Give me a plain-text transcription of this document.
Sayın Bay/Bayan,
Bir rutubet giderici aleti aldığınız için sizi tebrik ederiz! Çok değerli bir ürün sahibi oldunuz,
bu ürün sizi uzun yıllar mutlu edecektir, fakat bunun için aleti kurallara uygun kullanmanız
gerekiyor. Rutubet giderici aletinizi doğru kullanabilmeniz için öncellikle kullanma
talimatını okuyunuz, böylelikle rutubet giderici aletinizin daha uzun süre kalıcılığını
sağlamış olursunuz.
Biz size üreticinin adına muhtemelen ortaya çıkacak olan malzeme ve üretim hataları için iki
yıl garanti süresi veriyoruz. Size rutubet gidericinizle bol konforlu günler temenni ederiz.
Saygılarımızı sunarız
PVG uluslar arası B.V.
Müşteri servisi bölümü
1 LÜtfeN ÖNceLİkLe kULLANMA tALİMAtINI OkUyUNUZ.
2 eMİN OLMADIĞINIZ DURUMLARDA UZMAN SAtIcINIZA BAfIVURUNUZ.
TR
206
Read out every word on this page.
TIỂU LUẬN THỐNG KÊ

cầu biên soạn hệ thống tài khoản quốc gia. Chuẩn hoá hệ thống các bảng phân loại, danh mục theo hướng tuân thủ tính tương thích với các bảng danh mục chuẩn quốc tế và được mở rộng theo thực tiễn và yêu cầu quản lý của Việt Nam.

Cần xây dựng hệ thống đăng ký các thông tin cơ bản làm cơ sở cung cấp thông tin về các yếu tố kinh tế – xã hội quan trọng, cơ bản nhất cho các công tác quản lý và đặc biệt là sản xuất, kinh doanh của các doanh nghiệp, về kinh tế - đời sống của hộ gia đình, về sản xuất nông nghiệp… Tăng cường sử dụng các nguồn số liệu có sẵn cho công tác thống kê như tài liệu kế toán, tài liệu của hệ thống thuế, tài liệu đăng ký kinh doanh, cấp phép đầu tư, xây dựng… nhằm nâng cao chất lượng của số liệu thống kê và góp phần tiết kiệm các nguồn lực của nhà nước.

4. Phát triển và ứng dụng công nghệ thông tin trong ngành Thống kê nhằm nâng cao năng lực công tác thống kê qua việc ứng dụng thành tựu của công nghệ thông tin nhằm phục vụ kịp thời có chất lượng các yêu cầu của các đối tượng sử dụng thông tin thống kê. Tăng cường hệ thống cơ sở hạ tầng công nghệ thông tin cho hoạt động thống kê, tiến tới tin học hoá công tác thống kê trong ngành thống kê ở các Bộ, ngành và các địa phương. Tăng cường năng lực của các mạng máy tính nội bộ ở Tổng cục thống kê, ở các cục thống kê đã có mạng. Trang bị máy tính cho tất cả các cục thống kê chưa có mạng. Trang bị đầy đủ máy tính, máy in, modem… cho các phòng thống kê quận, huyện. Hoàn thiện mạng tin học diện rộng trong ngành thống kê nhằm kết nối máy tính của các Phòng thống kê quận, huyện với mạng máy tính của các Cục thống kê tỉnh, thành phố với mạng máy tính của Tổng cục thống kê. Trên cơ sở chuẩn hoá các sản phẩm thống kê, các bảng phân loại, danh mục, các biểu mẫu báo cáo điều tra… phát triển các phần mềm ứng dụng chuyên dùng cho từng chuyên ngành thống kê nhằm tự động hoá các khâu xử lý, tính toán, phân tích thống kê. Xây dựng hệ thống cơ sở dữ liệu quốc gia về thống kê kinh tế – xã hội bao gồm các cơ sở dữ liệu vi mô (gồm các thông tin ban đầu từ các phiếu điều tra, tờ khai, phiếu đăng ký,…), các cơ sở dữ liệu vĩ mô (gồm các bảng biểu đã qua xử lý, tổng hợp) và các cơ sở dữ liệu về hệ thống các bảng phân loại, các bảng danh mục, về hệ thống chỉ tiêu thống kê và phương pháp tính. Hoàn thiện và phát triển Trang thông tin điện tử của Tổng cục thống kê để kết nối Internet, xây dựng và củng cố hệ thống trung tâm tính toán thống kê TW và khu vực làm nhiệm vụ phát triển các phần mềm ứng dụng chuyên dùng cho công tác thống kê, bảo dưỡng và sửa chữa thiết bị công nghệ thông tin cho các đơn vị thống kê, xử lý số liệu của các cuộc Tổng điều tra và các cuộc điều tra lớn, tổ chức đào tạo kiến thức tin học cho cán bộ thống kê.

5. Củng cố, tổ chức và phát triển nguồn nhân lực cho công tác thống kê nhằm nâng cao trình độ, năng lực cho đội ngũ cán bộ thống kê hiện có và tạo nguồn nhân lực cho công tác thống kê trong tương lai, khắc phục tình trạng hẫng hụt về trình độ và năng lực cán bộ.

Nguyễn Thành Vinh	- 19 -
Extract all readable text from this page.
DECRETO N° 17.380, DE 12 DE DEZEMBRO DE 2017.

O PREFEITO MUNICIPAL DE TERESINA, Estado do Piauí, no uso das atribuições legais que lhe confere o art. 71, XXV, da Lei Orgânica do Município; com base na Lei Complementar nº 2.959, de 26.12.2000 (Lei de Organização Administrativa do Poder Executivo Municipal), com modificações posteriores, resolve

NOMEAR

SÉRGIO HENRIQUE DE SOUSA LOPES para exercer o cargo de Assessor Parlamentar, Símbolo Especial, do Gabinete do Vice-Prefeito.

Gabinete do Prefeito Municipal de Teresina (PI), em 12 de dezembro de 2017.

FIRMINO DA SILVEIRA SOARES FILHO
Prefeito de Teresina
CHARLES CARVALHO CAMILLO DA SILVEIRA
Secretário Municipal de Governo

----

= TASK DETAILS =
Copy out all of the lines above exactly.

= REPLY TO THE TASK =
Give me a plain-text transcription of this document.
Sayın Bay/Bayan,
Bir rutubet giderici aleti aldığınız için sizi tebrik ederiz! Çok değerli bir ürün sahibi oldunuz,
bu ürün sizi uzun yıllar mutlu edecektir, fakat bunun için aleti kurallara uygun kullanmanız
gerekiyor. Rutubet giderici aletinizi doğru kullanabilmeniz için öncellikle kullanma
talimatını okuyunuz, böylelikle rutubet giderici aletinizin daha uzun süre kalıcılığını
sağlamış olursunuz.
Biz size üreticinin adına muhtemelen ortaya çıkacak olan malzeme ve üretim hataları için iki
yıl garanti süresi veriyoruz. Size rutubet gidericinizle bol konforlu günler temenni ederiz.
Saygılarımızı sunarız
PVG uluslar arası B.V.
Müşteri servisi bölümü
1 LÜtfeN ÖNceLİkLe kULLANMA tALİMAtINI OkUyUNUZ.
2 eMİN OLMADIĞINIZ DURUMLARDA UZMAN SAtIcINIZA BAfIVURUNUZ.
TR
206
Read out every word on this page.
TIỂU LUẬN THỐNG KÊ

cầu biên soạn hệ thống tài khoản quốc gia. Chuẩn hoá hệ thống các bảng phân loại, danh mục theo hướng tuân thủ tính tương thích với các bảng danh mục chuẩn quốc tế và được mở rộng theo thực tiễn và yêu cầu quản lý của Việt Nam.

Cần xây dựng hệ thống đăng ký các thông tin cơ bản làm cơ sở cung cấp thông tin về các yếu tố kinh tế – xã hội quan trọng, cơ bản nhất cho các công tác quản lý và đặc biệt là sản xuất, kinh doanh của các doanh nghiệp, về kinh tế - đời sống của hộ gia đình, về sản xuất nông nghiệp… Tăng cường sử dụng các nguồn số liệu có sẵn cho công tác thống kê như tài liệu kế toán, tài liệu của hệ thống thuế, tài liệu đăng ký kinh doanh, cấp phép đầu tư, xây dựng… nhằm nâng cao chất lượng của số liệu thống kê và góp phần tiết kiệm các nguồn lực của nhà nước.

4. Phát triển và ứng dụng công nghệ thông tin trong ngành Thống kê nhằm nâng cao năng lực công tác thống kê qua việc ứng dụng thành tựu của công nghệ thông tin nhằm phục vụ kịp thời có chất lượng các yêu cầu của các đối tượng sử dụng thông tin thống kê. Tăng cường hệ thống cơ sở hạ tầng công nghệ thông tin cho hoạt động thống kê, tiến tới tin học hoá công tác thống kê trong ngành thống kê ở các Bộ, ngành và các địa phương. Tăng cường năng lực của các mạng máy tính nội bộ ở Tổng cục thống kê, ở các cục thống kê đã có mạng. Trang bị máy tính cho tất cả các cục thống kê chưa có mạng. Trang bị đầy đủ máy tính, máy in, modem… cho các phòng thống kê quận, huyện. Hoàn thiện mạng tin học diện rộng trong ngành thống kê nhằm kết nối máy tính của các Phòng thống kê quận, huyện với mạng máy tính của các Cục thống kê tỉnh, thành phố với mạng máy tính của Tổng cục thống kê. Trên cơ sở chuẩn hoá các sản phẩm thống kê, các bảng phân loại, danh mục, các biểu mẫu báo cáo điều tra… phát triển các phần mềm ứng dụng chuyên dùng cho từng chuyên ngành thống kê nhằm tự động hoá các khâu xử lý, tính toán, phân tích thống kê. Xây dựng hệ thống cơ sở dữ liệu quốc gia về thống kê kinh tế – xã hội bao gồm các cơ sở dữ liệu vi mô (gồm các thông tin ban đầu từ các phiếu điều tra, tờ khai, phiếu đăng ký,…), các cơ sở dữ liệu vĩ mô (gồm các bảng biểu đã qua xử lý, tổng hợp) và các cơ sở dữ liệu về hệ thống các bảng phân loại, các bảng danh mục, về hệ thống chỉ tiêu thống kê và phương pháp tính. Hoàn thiện và phát triển Trang thông tin điện tử của Tổng cục thống kê để kết nối Internet, xây dựng và củng cố hệ thống trung tâm tính toán thống kê TW và khu vực làm nhiệm vụ phát triển các phần mềm ứng dụng chuyên dùng cho công tác thống kê, bảo dưỡng và sửa chữa thiết bị công nghệ thông tin cho các đơn vị thống kê, xử lý số liệu của các cuộc Tổng điều tra và các cuộc điều tra lớn, tổ chức đào tạo kiến thức tin học cho cán bộ thống kê.

5. Củng cố, tổ chức và phát triển nguồn nhân lực cho công tác thống kê nhằm nâng cao trình độ, năng lực cho đội ngũ cán bộ thống kê hiện có và tạo nguồn nhân lực cho công tác thống kê trong tương lai, khắc phục tình trạng hẫng hụt về trình độ và năng lực cán bộ.

Nguyễn Thành Vinh	- 19 -
Extract all readable text from this page.
DECRETO N° 17.380, DE 12 DE DEZEMBRO DE 2017.

O PREFEITO MUNICIPAL DE TERESINA, Estado do Piauí, no uso das atribuições legais que lhe confere o art. 71, XXV, da Lei Orgânica do Município; com base na Lei Complementar nº 2.959, de 26.12.2000 (Lei de Organização Administrativa do Poder Executivo Municipal), com modificações posteriores, resolve

NOMEAR

SÉRGIO HENRIQUE DE SOUSA LOPES para exercer o cargo de Assessor Parlamentar, Símbolo Especial, do Gabinete do Vice-Prefeito.

Gabinete do Prefeito Municipal de Teresina (PI), em 12 de dezembro de 2017.

FIRMINO DA SILVEIRA SOARES FILHO
Prefeito de Teresina
CHARLES CARVALHO CAMILLO DA SILVEIRA
Secretário Municipal de Governo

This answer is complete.